What you need to do:
1) Condense the paragraph of the MicksGarage article that begins "The challenge facing the business in the UK" into a short bulleted list that keeps its main facts.
2) Write the next part of the MicksGarage article, following on from its last paragraph.

Passage to read:
____________
In the early years of the business, Mick and Ciaran alternated between working full- and part-time until it could sustain them both. Growth took off around 2012/13.

A fellow Mayoman

Local boys come good, MicksGarage is now the shirt sponsor for the local Knockmore GAA club. Enda Kenny, a fellow Mayoman, has also been to their headquarters twice. The Taoiseach officially opened the company’s Parkwest facility in 2013. During the last general election, it was chosen as one of the venues to launch Fine Gael’s “Keep the recovery going” slogan.

When the conversation steers towards the long-term future of the business, Ciaran takes the wheel. This is clearly his territory. “In Ireland, it’s about growing the brand and getting into the national psyche, so that MicksGarage is the first place you think of when you need a roof rack or whatever.”

Several times a day, Irish customers ring up and say “Hi Mick” to whoever answers. “It doesn’t matter who it is; everybody is Mick,” Ciaran says. “We don’t even correct them any more.”

The challenge facing the business in the UK is different, he adds. “There, we’re a challenger brand. That needs a different perspective. We used to service the UK from Dublin, which gave us a two- or three-day lead time. Too long. We made the strategic decision to go into Barnsley and now we ship from there.

“Now we’ve got next-day delivery in the UK. It’s essential for our customer service model – that’s what our business is based on.”

Although much of its value is tied up in its industry-renowned back-end systems (Mick’s forte), what is clear that MicksGarage also has a readily transferable brand. Crean Solutions, the holding company, has registered trading names such as Micksbikeparts, Micksworkwear, Micksoutdoor, Micksgarden and Mickstractorparts.

Will they open up a suite of other sites?

“It’s not baked into our strategy today,” says Ciaran. “We’d need to be doing €30-€50 million in the automotive sector to look beyond it. Yes, we have a finely tuned operating model and brand that we would like to bring to other sectors. But not yet. We’re focused on the UK.”

Exit or sale

Everybody who starts a business eventually thinks about the big payday. That’s the whole point. Get rich or go bust trying.

“I think we made a statement of intent in 2008 when we took on our first investors. When you do that, you’re getting on a train,” says Ciaran. “The only way to get off is to provide a return. An exit or a sale has to happen at some point.”
____________
Source records:

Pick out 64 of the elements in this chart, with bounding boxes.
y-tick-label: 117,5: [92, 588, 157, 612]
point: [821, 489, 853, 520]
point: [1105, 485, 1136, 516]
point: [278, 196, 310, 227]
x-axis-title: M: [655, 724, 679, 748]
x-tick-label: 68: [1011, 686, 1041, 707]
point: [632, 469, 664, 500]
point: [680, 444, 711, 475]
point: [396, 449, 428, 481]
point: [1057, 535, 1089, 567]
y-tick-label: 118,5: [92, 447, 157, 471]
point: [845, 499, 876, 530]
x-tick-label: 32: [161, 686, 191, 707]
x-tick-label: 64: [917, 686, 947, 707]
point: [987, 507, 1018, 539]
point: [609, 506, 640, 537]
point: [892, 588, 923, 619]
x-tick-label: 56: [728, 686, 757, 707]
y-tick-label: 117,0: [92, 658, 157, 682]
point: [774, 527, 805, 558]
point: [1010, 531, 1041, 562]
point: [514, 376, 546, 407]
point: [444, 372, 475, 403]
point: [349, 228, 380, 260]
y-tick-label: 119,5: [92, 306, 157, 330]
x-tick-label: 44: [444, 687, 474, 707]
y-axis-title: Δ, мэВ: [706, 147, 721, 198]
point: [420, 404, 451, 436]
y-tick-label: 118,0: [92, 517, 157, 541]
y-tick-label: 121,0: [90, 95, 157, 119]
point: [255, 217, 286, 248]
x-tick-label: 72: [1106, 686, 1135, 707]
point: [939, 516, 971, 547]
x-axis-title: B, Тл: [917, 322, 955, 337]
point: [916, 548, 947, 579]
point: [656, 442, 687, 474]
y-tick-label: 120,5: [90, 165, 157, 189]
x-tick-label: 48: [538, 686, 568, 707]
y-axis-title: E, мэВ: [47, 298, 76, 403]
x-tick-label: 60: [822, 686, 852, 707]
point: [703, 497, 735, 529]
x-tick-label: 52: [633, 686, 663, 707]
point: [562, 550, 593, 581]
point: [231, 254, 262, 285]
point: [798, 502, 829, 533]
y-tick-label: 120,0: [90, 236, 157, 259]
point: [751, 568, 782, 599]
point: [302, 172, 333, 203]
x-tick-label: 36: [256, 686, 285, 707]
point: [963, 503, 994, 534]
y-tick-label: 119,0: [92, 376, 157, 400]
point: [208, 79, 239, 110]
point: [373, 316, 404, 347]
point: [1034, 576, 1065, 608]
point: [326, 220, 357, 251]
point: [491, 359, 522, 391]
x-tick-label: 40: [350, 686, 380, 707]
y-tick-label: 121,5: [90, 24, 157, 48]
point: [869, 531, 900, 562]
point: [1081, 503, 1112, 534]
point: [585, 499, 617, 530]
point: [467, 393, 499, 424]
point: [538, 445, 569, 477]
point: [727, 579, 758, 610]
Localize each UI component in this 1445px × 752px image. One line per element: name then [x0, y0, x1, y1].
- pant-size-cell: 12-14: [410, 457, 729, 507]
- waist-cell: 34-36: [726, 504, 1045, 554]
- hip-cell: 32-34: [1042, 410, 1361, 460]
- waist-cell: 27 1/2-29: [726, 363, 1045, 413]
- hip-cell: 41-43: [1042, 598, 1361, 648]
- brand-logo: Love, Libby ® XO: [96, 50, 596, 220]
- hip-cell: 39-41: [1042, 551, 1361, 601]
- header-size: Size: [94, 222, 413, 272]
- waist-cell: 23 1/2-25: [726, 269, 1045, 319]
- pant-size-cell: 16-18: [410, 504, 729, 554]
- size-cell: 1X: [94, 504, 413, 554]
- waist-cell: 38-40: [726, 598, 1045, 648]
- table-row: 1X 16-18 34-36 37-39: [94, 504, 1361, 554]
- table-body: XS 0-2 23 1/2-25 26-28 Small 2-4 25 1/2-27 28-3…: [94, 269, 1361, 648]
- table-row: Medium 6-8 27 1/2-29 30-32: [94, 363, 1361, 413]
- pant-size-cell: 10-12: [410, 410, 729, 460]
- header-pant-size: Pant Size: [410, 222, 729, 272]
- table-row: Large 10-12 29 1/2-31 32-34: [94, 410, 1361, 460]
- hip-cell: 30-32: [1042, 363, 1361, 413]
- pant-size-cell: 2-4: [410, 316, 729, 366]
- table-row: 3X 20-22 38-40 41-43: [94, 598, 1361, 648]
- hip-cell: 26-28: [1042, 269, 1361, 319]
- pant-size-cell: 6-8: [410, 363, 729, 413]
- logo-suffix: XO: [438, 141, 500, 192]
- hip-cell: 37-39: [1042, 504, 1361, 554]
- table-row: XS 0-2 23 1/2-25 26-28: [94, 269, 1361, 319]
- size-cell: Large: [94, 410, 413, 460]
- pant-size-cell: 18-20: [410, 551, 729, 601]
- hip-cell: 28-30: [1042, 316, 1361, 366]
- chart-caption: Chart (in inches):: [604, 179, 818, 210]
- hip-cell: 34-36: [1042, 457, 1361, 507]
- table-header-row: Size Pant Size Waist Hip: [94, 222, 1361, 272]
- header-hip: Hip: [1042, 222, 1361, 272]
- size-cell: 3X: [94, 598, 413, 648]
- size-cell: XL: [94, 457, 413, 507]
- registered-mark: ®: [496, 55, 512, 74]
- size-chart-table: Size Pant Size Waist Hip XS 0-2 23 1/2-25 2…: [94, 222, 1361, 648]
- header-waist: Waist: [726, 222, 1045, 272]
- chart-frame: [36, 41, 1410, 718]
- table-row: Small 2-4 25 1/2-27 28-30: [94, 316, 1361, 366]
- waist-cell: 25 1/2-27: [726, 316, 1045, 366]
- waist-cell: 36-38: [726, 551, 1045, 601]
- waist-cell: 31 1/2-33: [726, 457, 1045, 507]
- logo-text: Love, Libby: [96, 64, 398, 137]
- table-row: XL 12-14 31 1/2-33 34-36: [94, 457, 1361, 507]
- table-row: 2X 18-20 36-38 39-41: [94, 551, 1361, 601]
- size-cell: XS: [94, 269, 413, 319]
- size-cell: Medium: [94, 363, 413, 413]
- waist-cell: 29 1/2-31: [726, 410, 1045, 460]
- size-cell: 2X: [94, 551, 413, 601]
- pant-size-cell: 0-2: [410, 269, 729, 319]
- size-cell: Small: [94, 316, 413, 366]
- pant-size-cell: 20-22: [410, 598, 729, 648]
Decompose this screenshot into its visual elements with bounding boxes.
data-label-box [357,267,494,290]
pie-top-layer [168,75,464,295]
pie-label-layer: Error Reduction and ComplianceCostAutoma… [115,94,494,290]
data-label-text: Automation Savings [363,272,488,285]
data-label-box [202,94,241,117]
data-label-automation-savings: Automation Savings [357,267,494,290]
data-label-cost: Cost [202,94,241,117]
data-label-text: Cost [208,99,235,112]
____________
Response list:
1)
- In the UK, MicksGarage faces a different challenge as a challenger brand, which calls for a different perspective.
- The company once served UK customers from Dublin, with a lead time of two or three days, which was too long.
- It made the strategic decision to move into Barnsley and now ships UK orders from there.

2)
The Creans have variously looked at spinning off or licensing their brand or back-end operating systems to other businesses, but have shelved those ideas for now. Another option might be to sell out to a car marque – Peugot/Citroën in 2015 bought out Mister Auto, one of MicksGarage’s peers.

So how much might be in this for the Crean boys?

With the complicated mix on the balance sheet of ordinary shares and convertible preference shares (essentially debt that might become equity), it is difficult to speculate a firm value on the business. The shares issued for the recent Investec round appear to have put a figure of about €20 million on MicksGarage.

On paper, the brothers’ stakes might currently be worth about €4 million each. If they bring MicksGarage to the next level, that could grow exponentially.

Mick indicates he may move on to other projects in the next year or two: “I’d love to do other things. I’ve no time for any of the politics that comes with running a business.”

Ciaran, however, sounds like he is in it for the long haul – to grow MicksGarage and bring the investors to an exit. “We just don’t know when that will be or what it will look like.”

Until then, best keep the foot on the pedal. The brothers’ race isn’t run yet.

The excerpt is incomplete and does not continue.